Below are records to be output exactly, every one of them.

───── THE RECORDS

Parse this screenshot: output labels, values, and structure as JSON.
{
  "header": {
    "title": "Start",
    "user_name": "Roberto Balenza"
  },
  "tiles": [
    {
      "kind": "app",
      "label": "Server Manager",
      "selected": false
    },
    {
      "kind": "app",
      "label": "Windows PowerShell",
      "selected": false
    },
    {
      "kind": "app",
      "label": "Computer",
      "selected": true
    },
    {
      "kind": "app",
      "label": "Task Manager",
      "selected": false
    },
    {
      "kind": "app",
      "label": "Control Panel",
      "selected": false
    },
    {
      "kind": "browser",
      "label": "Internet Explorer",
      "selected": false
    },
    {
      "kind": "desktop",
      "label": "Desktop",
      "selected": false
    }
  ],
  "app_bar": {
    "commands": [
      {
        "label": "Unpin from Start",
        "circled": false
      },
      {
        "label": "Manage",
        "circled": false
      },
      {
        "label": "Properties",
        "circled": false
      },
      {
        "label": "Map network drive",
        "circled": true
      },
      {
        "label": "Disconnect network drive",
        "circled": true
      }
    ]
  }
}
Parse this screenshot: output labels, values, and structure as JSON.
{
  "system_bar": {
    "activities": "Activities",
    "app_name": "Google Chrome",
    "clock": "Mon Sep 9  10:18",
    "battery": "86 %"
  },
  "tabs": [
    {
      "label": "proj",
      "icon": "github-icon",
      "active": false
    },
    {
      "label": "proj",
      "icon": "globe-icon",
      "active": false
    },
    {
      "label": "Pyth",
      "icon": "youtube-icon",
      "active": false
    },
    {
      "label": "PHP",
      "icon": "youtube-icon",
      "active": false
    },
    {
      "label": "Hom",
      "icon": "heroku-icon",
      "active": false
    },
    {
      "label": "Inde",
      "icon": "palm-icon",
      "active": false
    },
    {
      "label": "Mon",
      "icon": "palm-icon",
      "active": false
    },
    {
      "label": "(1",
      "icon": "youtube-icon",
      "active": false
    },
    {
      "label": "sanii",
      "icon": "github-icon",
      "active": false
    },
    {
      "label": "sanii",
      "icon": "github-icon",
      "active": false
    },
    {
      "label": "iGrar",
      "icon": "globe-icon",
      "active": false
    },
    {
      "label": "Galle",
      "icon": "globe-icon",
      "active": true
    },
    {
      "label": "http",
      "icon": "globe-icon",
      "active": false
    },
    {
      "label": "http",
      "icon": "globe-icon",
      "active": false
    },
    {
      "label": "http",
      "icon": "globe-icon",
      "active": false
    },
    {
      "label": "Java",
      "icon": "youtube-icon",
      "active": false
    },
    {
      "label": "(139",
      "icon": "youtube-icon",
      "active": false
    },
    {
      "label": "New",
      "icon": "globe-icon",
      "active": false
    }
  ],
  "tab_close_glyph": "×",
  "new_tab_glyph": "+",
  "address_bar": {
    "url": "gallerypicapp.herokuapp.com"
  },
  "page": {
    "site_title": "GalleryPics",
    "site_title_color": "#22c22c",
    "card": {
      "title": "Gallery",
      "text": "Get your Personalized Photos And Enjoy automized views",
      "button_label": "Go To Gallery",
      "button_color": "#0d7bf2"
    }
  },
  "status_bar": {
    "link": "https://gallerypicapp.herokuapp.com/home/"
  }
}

──────────

● RESPONSE
Parse this screenshot: output labels, values, and structure as JSON.
{
  "header": {
    "title": "Start",
    "user_name": "Roberto Balenza"
  },
  "tiles": [
    {
      "kind": "app",
      "label": "Server Manager",
      "selected": false
    },
    {
      "kind": "app",
      "label": "Windows PowerShell",
      "selected": false
    },
    {
      "kind": "app",
      "label": "Computer",
      "selected": true
    },
    {
      "kind": "app",
      "label": "Task Manager",
      "selected": false
    },
    {
      "kind": "app",
      "label": "Control Panel",
      "selected": false
    },
    {
      "kind": "browser",
      "label": "Internet Explorer",
      "selected": false
    },
    {
      "kind": "desktop",
      "label": "Desktop",
      "selected": false
    }
  ],
  "app_bar": {
    "commands": [
      {
        "label": "Unpin from Start",
        "circled": false
      },
      {
        "label": "Manage",
        "circled": false
      },
      {
        "label": "Properties",
        "circled": false
      },
      {
        "label": "Map network drive",
        "circled": true
      },
      {
        "label": "Disconnect network drive",
        "circled": true
      }
    ]
  }
}
Parse this screenshot: output labels, values, and structure as JSON.
{
  "system_bar": {
    "activities": "Activities",
    "app_name": "Google Chrome",
    "clock": "Mon Sep 9  10:18",
    "battery": "86 %"
  },
  "tabs": [
    {
      "label": "proj",
      "icon": "github-icon",
      "active": false
    },
    {
      "label": "proj",
      "icon": "globe-icon",
      "active": false
    },
    {
      "label": "Pyth",
      "icon": "youtube-icon",
      "active": false
    },
    {
      "label": "PHP",
      "icon": "youtube-icon",
      "active": false
    },
    {
      "label": "Hom",
      "icon": "heroku-icon",
      "active": false
    },
    {
      "label": "Inde",
      "icon": "palm-icon",
      "active": false
    },
    {
      "label": "Mon",
      "icon": "palm-icon",
      "active": false
    },
    {
      "label": "(1",
      "icon": "youtube-icon",
      "active": false
    },
    {
      "label": "sanii",
      "icon": "github-icon",
      "active": false
    },
    {
      "label": "sanii",
      "icon": "github-icon",
      "active": false
    },
    {
      "label": "iGrar",
      "icon": "globe-icon",
      "active": false
    },
    {
      "label": "Galle",
      "icon": "globe-icon",
      "active": true
    },
    {
      "label": "http",
      "icon": "globe-icon",
      "active": false
    },
    {
      "label": "http",
      "icon": "globe-icon",
      "active": false
    },
    {
      "label": "http",
      "icon": "globe-icon",
      "active": false
    },
    {
      "label": "Java",
      "icon": "youtube-icon",
      "active": false
    },
    {
      "label": "(139",
      "icon": "youtube-icon",
      "active": false
    },
    {
      "label": "New",
      "icon": "globe-icon",
      "active": false
    }
  ],
  "tab_close_glyph": "×",
  "new_tab_glyph": "+",
  "address_bar": {
    "url": "gallerypicapp.herokuapp.com"
  },
  "page": {
    "site_title": "GalleryPics",
    "site_title_color": "#22c22c",
    "card": {
      "title": "Gallery",
      "text": "Get your Personalized Photos And Enjoy automized views",
      "button_label": "Go To Gallery",
      "button_color": "#0d7bf2"
    }
  },
  "status_bar": {
    "link": "https://gallerypicapp.herokuapp.com/home/"
  }
}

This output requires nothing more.